■ **What is asked**
Determine how many lines of the records include "Clement", and answer with the number alone.

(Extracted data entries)
------------
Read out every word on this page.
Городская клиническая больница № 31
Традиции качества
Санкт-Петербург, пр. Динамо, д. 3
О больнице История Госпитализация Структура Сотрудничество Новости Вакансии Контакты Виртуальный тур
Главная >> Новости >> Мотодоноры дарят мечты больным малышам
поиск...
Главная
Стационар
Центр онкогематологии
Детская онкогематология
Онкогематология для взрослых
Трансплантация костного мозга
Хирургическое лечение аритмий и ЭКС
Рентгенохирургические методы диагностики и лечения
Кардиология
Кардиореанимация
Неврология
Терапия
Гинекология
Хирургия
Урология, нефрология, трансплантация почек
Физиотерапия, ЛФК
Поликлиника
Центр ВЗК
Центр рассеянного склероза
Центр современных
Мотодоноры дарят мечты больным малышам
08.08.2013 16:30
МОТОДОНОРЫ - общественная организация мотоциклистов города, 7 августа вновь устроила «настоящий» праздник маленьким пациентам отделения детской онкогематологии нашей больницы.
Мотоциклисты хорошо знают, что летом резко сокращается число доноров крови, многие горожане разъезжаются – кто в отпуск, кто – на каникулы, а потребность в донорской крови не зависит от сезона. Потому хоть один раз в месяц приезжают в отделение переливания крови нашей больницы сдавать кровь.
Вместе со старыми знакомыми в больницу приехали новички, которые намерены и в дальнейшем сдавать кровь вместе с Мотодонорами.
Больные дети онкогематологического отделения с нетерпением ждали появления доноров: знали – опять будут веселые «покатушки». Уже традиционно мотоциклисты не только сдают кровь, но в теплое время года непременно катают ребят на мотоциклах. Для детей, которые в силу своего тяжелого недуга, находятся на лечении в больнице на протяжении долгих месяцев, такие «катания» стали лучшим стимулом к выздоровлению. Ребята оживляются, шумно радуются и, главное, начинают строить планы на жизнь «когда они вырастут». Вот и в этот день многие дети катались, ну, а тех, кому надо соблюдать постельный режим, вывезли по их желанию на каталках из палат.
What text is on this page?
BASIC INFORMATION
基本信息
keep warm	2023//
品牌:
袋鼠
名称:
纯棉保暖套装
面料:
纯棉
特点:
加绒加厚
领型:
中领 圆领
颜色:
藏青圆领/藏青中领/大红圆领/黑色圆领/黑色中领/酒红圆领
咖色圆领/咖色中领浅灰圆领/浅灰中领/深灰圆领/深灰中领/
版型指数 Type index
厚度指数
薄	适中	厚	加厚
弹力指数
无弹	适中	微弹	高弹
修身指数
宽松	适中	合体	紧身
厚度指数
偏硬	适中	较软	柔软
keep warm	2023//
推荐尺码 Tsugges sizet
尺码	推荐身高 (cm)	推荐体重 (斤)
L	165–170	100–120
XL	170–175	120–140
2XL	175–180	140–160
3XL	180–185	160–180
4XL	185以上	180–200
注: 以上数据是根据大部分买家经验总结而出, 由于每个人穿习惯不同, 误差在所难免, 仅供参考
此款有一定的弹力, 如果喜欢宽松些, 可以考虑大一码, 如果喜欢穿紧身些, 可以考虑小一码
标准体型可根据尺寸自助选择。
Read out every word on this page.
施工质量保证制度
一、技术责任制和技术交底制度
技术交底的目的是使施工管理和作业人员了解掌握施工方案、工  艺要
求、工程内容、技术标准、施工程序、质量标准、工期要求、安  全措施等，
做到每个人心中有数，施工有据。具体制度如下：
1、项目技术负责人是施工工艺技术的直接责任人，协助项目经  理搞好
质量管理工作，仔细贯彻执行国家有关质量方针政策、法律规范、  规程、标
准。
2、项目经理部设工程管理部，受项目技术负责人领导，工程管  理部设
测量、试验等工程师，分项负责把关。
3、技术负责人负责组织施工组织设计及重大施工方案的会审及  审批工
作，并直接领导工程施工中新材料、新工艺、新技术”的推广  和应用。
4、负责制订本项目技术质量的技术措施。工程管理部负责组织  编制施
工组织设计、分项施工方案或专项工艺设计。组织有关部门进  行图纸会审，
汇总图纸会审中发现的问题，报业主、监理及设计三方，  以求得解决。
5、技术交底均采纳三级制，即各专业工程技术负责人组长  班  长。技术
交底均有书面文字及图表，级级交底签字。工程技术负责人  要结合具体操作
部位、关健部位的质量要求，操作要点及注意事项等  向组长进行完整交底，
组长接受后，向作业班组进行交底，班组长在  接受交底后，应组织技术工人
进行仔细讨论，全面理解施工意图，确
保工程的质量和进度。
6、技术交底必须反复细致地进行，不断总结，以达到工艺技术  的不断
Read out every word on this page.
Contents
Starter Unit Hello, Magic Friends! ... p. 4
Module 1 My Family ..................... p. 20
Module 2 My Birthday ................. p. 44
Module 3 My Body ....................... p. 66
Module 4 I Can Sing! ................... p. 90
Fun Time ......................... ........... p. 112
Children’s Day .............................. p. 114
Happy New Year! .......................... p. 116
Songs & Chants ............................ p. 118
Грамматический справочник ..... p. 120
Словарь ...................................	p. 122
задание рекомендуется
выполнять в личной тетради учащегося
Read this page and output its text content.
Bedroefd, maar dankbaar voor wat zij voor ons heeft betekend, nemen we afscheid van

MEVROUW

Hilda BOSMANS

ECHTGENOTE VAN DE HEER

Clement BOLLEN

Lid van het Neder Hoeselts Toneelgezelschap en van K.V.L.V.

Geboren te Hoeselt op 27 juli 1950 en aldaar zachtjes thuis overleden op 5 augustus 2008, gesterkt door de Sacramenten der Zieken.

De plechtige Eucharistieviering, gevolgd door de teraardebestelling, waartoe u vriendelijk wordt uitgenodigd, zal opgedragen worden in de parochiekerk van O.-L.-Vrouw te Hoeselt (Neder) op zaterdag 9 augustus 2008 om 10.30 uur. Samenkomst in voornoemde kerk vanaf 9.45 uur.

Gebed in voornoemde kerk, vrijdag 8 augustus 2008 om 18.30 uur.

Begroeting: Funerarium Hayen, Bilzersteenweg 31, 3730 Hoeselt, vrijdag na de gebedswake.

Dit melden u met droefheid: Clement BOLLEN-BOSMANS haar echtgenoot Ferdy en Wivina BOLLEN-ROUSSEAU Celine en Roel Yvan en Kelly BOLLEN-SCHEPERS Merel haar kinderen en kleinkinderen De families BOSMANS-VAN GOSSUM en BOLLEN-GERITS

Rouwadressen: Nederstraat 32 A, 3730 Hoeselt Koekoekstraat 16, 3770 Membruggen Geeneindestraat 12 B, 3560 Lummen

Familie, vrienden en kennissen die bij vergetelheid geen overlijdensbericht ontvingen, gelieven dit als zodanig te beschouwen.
------------
■ **Exercise solution**
2